(Extracts from a graphics dataset)
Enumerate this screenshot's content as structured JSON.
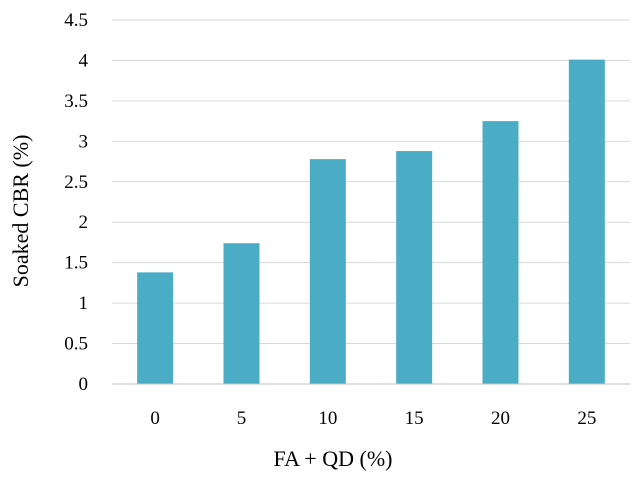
{
  "chart_data": {
    "type": "bar",
    "categories": [
      "0",
      "5",
      "10",
      "15",
      "20",
      "25"
    ],
    "values": [
      1.38,
      1.74,
      2.78,
      2.88,
      3.25,
      4.01
    ],
    "xlabel": "FA + QD (%)",
    "ylabel": "Soaked CBR (%)",
    "ylim": [
      0,
      4.5
    ],
    "yticks": [
      "0",
      "0.5",
      "1",
      "1.5",
      "2",
      "2.5",
      "3",
      "3.5",
      "4",
      "4.5"
    ],
    "grid": true,
    "legend": "none",
    "colors": {
      "bar": "#4BACC6",
      "grid": "#D9D9D9",
      "axis": "#BFBFBF"
    }
  }
}
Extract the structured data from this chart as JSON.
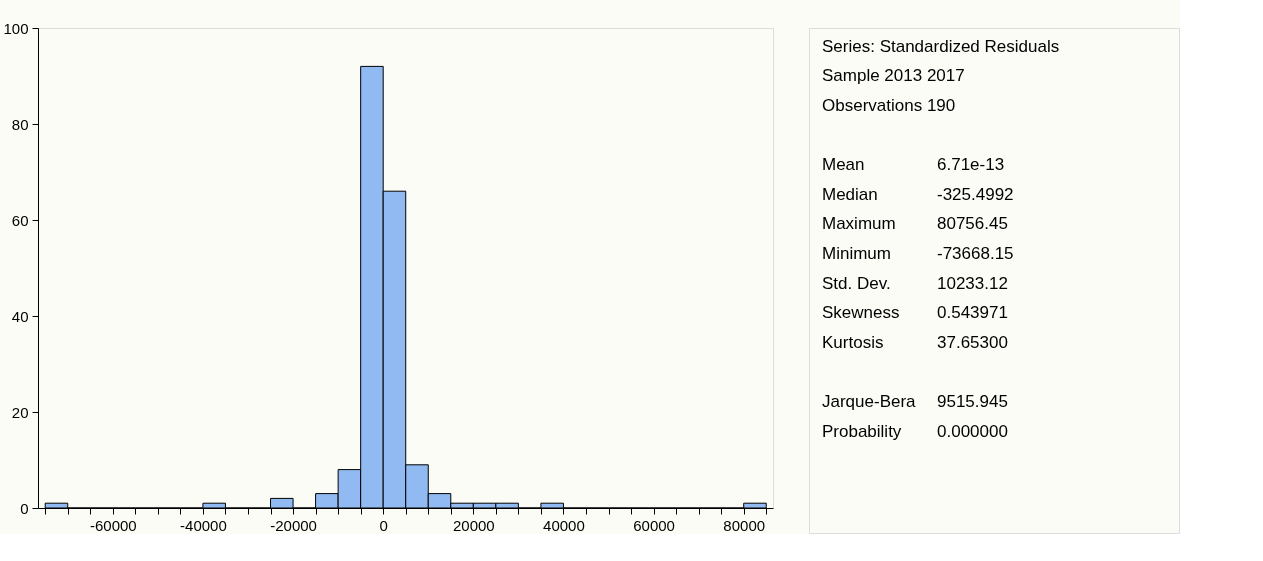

- Stated exercise: Transcribe all the records above word for word, without their images.

- Final result:
Enumerate this screenshot's content as structured JSON.
{
  "chart_data": {
    "type": "bar",
    "categories": [
      "0",
      "5",
      "10",
      "15",
      "20",
      "25"
    ],
    "values": [
      1.38,
      1.74,
      2.78,
      2.88,
      3.25,
      4.01
    ],
    "xlabel": "FA + QD (%)",
    "ylabel": "Soaked CBR (%)",
    "ylim": [
      0,
      4.5
    ],
    "yticks": [
      "0",
      "0.5",
      "1",
      "1.5",
      "2",
      "2.5",
      "3",
      "3.5",
      "4",
      "4.5"
    ],
    "grid": true,
    "legend": "none",
    "colors": {
      "bar": "#4BACC6",
      "grid": "#D9D9D9",
      "axis": "#BFBFBF"
    }
  }
}
Extract the structured data from this chart as JSON.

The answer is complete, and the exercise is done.